== MATERIAL PROVIDED ==
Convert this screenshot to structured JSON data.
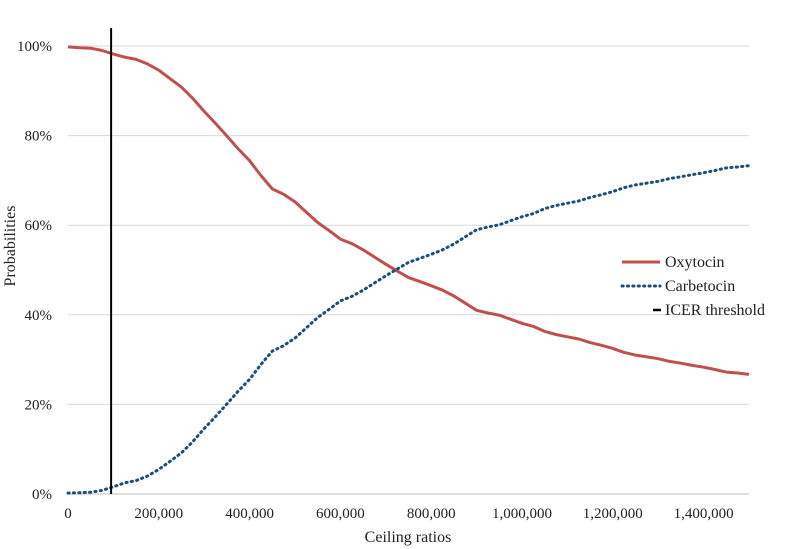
{
  "chart_data": {
    "type": "line",
    "title": "",
    "xlabel": "Ceiling ratios",
    "ylabel": "Probabilities",
    "xlim": [
      0,
      1500000
    ],
    "ylim": [
      0,
      100
    ],
    "x_ticks": [
      0,
      200000,
      400000,
      600000,
      800000,
      1000000,
      1200000,
      1400000
    ],
    "x_tick_labels": [
      "0",
      "200,000",
      "400,000",
      "600,000",
      "800,000",
      "1,000,000",
      "1,200,000",
      "1,400,000"
    ],
    "y_ticks": [
      0,
      20,
      40,
      60,
      80,
      100
    ],
    "y_tick_labels": [
      "0%",
      "20%",
      "40%",
      "60%",
      "80%",
      "100%"
    ],
    "grid": "horizontal",
    "legend_position": "right",
    "series": [
      {
        "name": "Oxytocin",
        "color": "#c0504d",
        "style": "solid",
        "x": [
          0,
          25000,
          50000,
          75000,
          100000,
          125000,
          150000,
          175000,
          200000,
          225000,
          250000,
          275000,
          300000,
          325000,
          350000,
          375000,
          400000,
          425000,
          450000,
          475000,
          500000,
          525000,
          550000,
          575000,
          600000,
          625000,
          650000,
          675000,
          700000,
          725000,
          750000,
          775000,
          800000,
          825000,
          850000,
          875000,
          900000,
          925000,
          950000,
          975000,
          1000000,
          1025000,
          1050000,
          1075000,
          1100000,
          1125000,
          1150000,
          1175000,
          1200000,
          1225000,
          1250000,
          1275000,
          1300000,
          1325000,
          1350000,
          1375000,
          1400000,
          1425000,
          1450000,
          1475000,
          1500000
        ],
        "values": [
          99.8,
          99.6,
          99.5,
          99.0,
          98.2,
          97.5,
          97.0,
          96.0,
          94.6,
          92.7,
          90.8,
          88.3,
          85.4,
          82.7,
          79.9,
          77.0,
          74.4,
          71.1,
          68.1,
          66.9,
          65.2,
          62.9,
          60.6,
          58.8,
          56.9,
          55.9,
          54.5,
          52.9,
          51.3,
          49.8,
          48.3,
          47.4,
          46.5,
          45.5,
          44.2,
          42.6,
          41.0,
          40.4,
          39.9,
          39.0,
          38.1,
          37.4,
          36.3,
          35.6,
          35.1,
          34.6,
          33.8,
          33.2,
          32.5,
          31.6,
          31.0,
          30.6,
          30.2,
          29.6,
          29.2,
          28.7,
          28.3,
          27.8,
          27.2,
          27.0,
          26.7
        ]
      },
      {
        "name": "Carbetocin",
        "color": "#1f4e79",
        "style": "dotted",
        "x": [
          0,
          25000,
          50000,
          75000,
          100000,
          125000,
          150000,
          175000,
          200000,
          225000,
          250000,
          275000,
          300000,
          325000,
          350000,
          375000,
          400000,
          425000,
          450000,
          475000,
          500000,
          525000,
          550000,
          575000,
          600000,
          625000,
          650000,
          675000,
          700000,
          725000,
          750000,
          775000,
          800000,
          825000,
          850000,
          875000,
          900000,
          925000,
          950000,
          975000,
          1000000,
          1025000,
          1050000,
          1075000,
          1100000,
          1125000,
          1150000,
          1175000,
          1200000,
          1225000,
          1250000,
          1275000,
          1300000,
          1325000,
          1350000,
          1375000,
          1400000,
          1425000,
          1450000,
          1475000,
          1500000
        ],
        "values": [
          0.2,
          0.3,
          0.4,
          0.8,
          1.6,
          2.5,
          3.0,
          4.0,
          5.5,
          7.3,
          9.2,
          11.7,
          14.6,
          17.3,
          20.1,
          23.0,
          25.6,
          28.9,
          31.9,
          33.1,
          34.8,
          37.1,
          39.4,
          41.2,
          43.1,
          44.1,
          45.5,
          47.1,
          48.7,
          50.2,
          51.7,
          52.6,
          53.5,
          54.5,
          55.8,
          57.4,
          59.0,
          59.6,
          60.1,
          61.0,
          61.9,
          62.6,
          63.7,
          64.4,
          64.9,
          65.4,
          66.2,
          66.8,
          67.5,
          68.4,
          69.0,
          69.4,
          69.8,
          70.4,
          70.8,
          71.3,
          71.7,
          72.2,
          72.8,
          73.0,
          73.3
        ]
      },
      {
        "name": "ICER threshold",
        "color": "#000000",
        "style": "vertical",
        "x": [
          95000,
          95000
        ],
        "values": [
          0,
          104
        ]
      }
    ]
  }
}
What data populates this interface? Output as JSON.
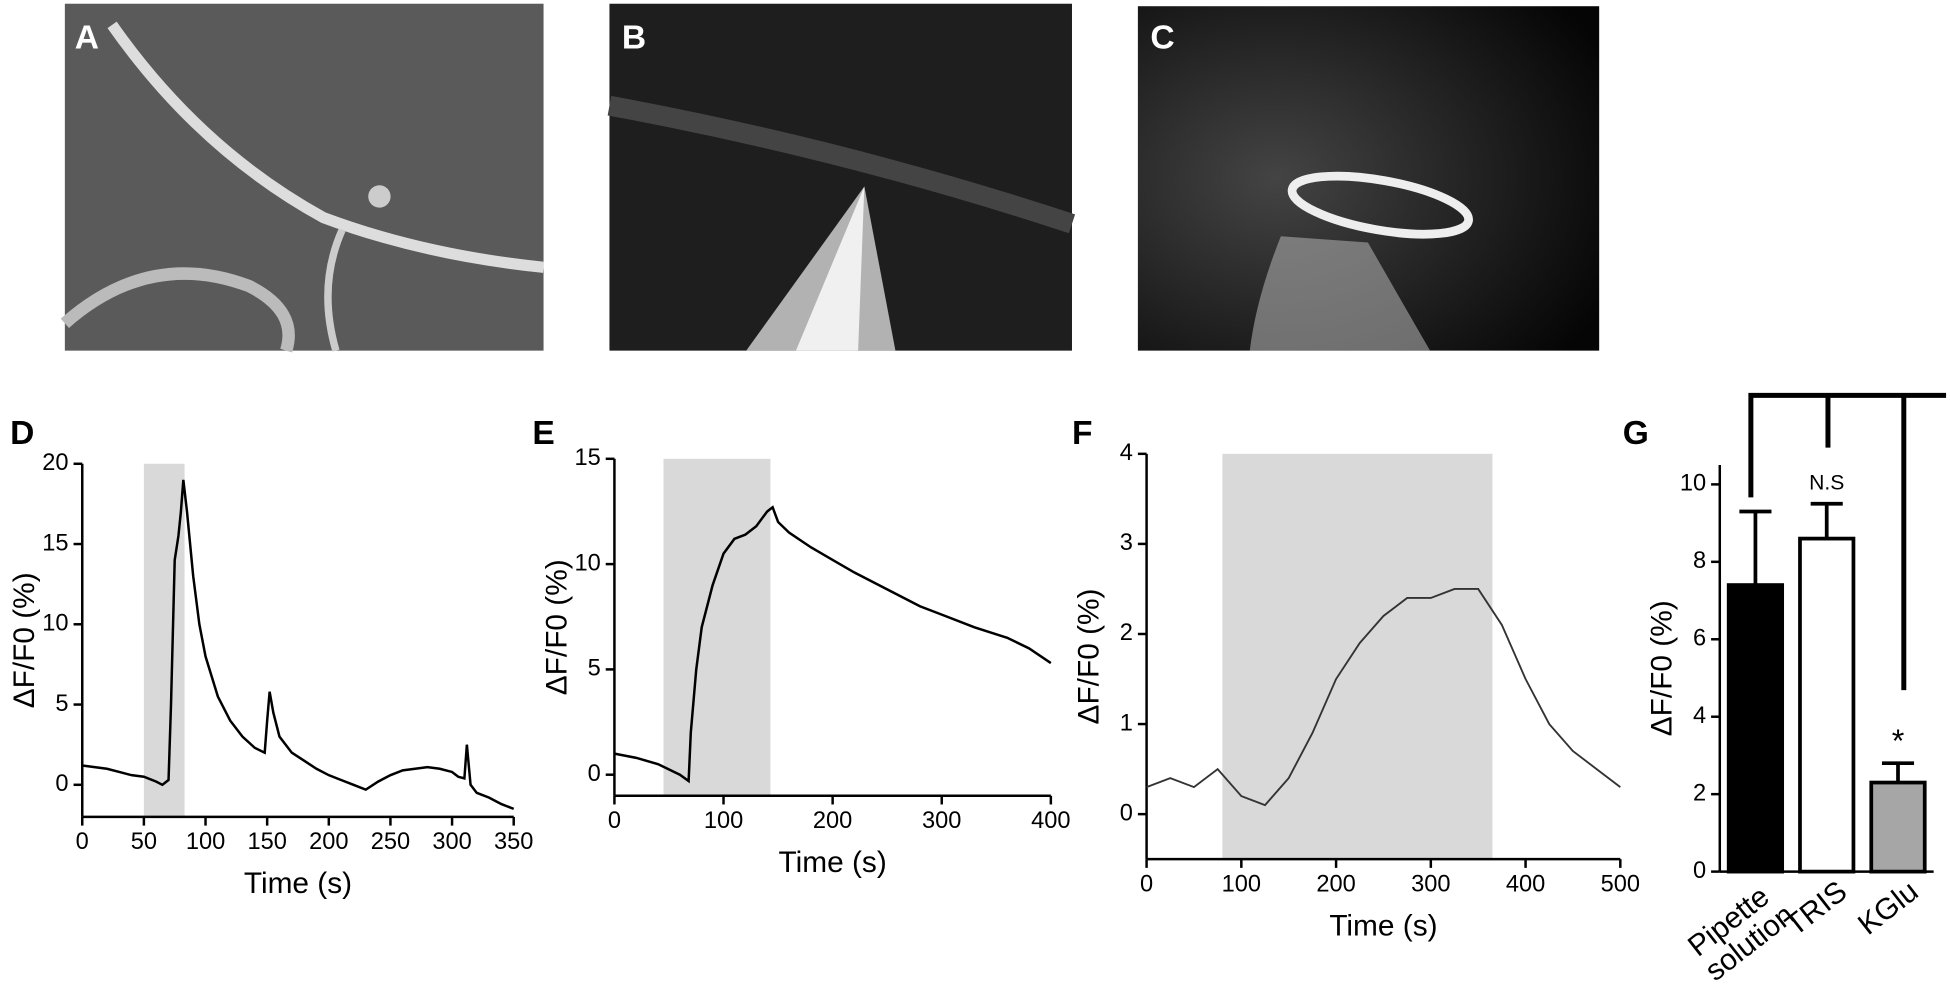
{
  "images": [
    {
      "label": "A"
    },
    {
      "label": "B"
    },
    {
      "label": "C"
    }
  ],
  "chart_data": [
    {
      "type": "line",
      "panel": "D",
      "xlabel": "Time (s)",
      "ylabel": "ΔF/F0 (%)",
      "color": "#000000",
      "shade": [
        50,
        83
      ],
      "x": [
        0,
        10,
        20,
        30,
        40,
        50,
        60,
        65,
        70,
        72,
        75,
        78,
        80,
        82,
        85,
        90,
        95,
        100,
        110,
        120,
        130,
        140,
        148,
        150,
        152,
        155,
        160,
        170,
        180,
        190,
        200,
        210,
        220,
        230,
        240,
        250,
        260,
        270,
        280,
        290,
        300,
        305,
        310,
        312,
        315,
        320,
        330,
        340,
        350
      ],
      "values": [
        1.2,
        1.1,
        1,
        0.8,
        0.6,
        0.5,
        0.2,
        0,
        0.3,
        5,
        14,
        15.5,
        17,
        19,
        17,
        13,
        10,
        8,
        5.5,
        4,
        3,
        2.3,
        2,
        4,
        5.8,
        4.5,
        3,
        2,
        1.5,
        1,
        0.6,
        0.3,
        0,
        -0.3,
        0.2,
        0.6,
        0.9,
        1,
        1.1,
        1,
        0.8,
        0.5,
        0.4,
        2.5,
        0,
        -0.5,
        -0.8,
        -1.2,
        -1.5
      ],
      "xlim": [
        0,
        350
      ],
      "xticks": [
        0,
        50,
        100,
        150,
        200,
        250,
        300,
        350
      ],
      "ylim": [
        -2,
        20
      ],
      "yticks": [
        0,
        5,
        10,
        15,
        20
      ]
    },
    {
      "type": "line",
      "panel": "E",
      "xlabel": "Time (s)",
      "ylabel": "ΔF/F0 (%)",
      "color": "#000000",
      "shade": [
        45,
        143
      ],
      "x": [
        0,
        20,
        40,
        60,
        68,
        70,
        75,
        80,
        90,
        100,
        110,
        120,
        130,
        140,
        145,
        150,
        160,
        180,
        200,
        220,
        250,
        280,
        300,
        330,
        360,
        380,
        400
      ],
      "values": [
        1,
        0.8,
        0.5,
        0,
        -0.3,
        2,
        5,
        7,
        9,
        10.5,
        11.2,
        11.4,
        11.8,
        12.5,
        12.7,
        12,
        11.5,
        10.8,
        10.2,
        9.6,
        8.8,
        8,
        7.6,
        7,
        6.5,
        6,
        5.3
      ],
      "xlim": [
        0,
        400
      ],
      "xticks": [
        0,
        100,
        200,
        300,
        400
      ],
      "ylim": [
        -1,
        15
      ],
      "yticks": [
        0,
        5,
        10,
        15
      ]
    },
    {
      "type": "line",
      "panel": "F",
      "xlabel": "Time (s)",
      "ylabel": "ΔF/F0 (%)",
      "color": "#333333",
      "shade": [
        80,
        365
      ],
      "x": [
        0,
        25,
        50,
        75,
        100,
        125,
        150,
        175,
        200,
        225,
        250,
        275,
        300,
        325,
        350,
        375,
        400,
        425,
        450,
        475,
        500
      ],
      "values": [
        0.3,
        0.4,
        0.3,
        0.5,
        0.2,
        0.1,
        0.4,
        0.9,
        1.5,
        1.9,
        2.2,
        2.4,
        2.4,
        2.5,
        2.5,
        2.1,
        1.5,
        1.0,
        0.7,
        0.5,
        0.3
      ],
      "xlim": [
        0,
        500
      ],
      "xticks": [
        0,
        100,
        200,
        300,
        400,
        500
      ],
      "ylim": [
        -0.5,
        4
      ],
      "yticks": [
        0,
        1,
        2,
        3,
        4
      ]
    },
    {
      "type": "bar",
      "panel": "G",
      "ylabel": "ΔF/F0 (%)",
      "categories": [
        "Pipette solution",
        "TRIS",
        "KGlu"
      ],
      "values": [
        7.4,
        8.6,
        2.3
      ],
      "errors": [
        1.9,
        0.9,
        0.5
      ],
      "colors": [
        "#000000",
        "#ffffff",
        "#a6a6a6"
      ],
      "value_annotations": [
        null,
        "N.S",
        "*"
      ],
      "ylim": [
        0,
        10.5
      ],
      "yticks": [
        0,
        2,
        4,
        6,
        8,
        10
      ]
    }
  ]
}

== INSTRUCTIONS TO FOLLOW ==
Pull out the lines above in which the word "style" appears.

== FULL OUTPUT ==
        "style": "solid",
        "style": "dotted",
        "style": "vertical",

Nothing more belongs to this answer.